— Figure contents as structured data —
++++++++

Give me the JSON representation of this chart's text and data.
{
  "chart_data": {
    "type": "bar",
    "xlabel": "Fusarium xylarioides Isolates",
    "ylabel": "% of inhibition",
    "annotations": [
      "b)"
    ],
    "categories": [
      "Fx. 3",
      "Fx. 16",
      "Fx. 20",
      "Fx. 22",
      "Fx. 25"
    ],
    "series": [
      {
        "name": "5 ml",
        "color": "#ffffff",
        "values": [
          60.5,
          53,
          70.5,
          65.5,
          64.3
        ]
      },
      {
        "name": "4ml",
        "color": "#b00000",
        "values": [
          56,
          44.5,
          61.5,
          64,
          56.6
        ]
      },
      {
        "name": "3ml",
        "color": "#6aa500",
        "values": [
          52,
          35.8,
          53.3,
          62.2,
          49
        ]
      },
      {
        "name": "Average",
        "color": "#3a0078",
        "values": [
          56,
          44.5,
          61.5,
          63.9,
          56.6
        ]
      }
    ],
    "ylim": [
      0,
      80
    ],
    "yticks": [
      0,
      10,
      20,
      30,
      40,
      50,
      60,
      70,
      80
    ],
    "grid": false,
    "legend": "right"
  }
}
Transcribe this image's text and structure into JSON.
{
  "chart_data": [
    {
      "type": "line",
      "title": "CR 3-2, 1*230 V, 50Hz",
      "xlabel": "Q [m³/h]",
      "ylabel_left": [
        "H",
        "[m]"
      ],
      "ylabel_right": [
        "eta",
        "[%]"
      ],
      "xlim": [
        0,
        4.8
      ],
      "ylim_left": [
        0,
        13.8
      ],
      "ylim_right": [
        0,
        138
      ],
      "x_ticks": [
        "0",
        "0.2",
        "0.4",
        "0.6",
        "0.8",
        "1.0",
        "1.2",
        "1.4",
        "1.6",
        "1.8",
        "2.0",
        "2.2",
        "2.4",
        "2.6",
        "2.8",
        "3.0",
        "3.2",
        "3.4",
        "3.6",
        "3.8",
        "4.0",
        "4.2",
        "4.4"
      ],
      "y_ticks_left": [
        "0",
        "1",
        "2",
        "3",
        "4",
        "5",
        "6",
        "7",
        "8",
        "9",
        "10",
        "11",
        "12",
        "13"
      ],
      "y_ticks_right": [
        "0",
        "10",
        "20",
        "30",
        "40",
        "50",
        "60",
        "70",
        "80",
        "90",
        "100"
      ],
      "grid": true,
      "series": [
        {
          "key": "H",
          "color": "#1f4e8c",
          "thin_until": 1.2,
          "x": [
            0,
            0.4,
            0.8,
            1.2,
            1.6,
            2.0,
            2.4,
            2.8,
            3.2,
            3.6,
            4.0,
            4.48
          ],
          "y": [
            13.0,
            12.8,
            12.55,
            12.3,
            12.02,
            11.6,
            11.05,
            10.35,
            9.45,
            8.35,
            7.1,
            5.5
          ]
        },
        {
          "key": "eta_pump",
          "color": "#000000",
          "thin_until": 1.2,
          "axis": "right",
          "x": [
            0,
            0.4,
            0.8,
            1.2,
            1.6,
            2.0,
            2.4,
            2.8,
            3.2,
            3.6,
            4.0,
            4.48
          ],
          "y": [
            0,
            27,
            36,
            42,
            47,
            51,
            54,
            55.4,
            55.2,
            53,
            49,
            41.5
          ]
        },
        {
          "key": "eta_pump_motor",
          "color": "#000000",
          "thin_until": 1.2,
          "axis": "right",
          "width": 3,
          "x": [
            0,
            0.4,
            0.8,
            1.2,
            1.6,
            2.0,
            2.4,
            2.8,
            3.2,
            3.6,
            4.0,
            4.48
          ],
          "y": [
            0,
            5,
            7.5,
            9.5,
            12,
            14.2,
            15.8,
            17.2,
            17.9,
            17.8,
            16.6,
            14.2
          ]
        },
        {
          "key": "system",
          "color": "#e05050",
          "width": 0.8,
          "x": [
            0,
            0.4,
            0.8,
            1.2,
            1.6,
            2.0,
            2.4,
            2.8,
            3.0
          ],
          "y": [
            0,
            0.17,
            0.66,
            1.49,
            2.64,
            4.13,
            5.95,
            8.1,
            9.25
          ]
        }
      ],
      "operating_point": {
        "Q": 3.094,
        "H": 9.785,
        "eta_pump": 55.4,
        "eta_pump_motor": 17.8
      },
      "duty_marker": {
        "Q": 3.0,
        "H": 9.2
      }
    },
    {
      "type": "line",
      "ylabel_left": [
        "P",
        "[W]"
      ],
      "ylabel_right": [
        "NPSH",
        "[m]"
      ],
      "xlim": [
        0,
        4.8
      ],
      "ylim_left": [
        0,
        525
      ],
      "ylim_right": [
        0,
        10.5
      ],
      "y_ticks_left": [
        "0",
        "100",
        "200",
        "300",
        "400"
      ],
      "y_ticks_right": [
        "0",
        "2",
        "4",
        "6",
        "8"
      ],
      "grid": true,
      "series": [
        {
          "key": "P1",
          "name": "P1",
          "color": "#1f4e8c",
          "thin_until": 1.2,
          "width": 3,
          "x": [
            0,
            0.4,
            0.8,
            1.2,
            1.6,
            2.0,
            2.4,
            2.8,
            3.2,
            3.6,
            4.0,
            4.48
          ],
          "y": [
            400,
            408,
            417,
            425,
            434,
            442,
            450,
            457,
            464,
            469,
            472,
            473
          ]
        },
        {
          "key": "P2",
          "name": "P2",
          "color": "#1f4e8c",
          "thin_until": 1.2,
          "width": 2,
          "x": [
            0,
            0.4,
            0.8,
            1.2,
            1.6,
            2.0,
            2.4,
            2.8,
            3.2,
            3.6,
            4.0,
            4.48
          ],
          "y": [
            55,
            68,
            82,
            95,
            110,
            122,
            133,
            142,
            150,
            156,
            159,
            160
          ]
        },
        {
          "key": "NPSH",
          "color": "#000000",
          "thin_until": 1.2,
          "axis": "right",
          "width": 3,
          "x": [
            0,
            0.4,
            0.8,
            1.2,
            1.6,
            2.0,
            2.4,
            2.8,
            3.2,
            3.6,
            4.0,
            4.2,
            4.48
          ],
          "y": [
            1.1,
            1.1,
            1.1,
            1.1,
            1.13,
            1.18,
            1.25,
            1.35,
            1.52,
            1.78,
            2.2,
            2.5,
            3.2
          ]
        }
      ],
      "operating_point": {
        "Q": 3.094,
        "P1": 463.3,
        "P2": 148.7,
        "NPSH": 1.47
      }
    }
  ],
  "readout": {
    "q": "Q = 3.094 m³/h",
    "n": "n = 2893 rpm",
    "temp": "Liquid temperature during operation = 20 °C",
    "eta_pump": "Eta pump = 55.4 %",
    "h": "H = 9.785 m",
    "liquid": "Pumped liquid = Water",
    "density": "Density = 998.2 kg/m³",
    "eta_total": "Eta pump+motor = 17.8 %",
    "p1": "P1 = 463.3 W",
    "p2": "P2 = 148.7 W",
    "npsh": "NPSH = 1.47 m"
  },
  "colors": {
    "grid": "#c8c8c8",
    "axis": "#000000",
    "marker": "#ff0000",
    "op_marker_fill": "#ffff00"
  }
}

++++++++

— What is being asked —
Show every line above in which the word "this" occurs.

— Correct response —
Give me the JSON representation of this chart's text and data.
Transcribe this image's text and structure into JSON.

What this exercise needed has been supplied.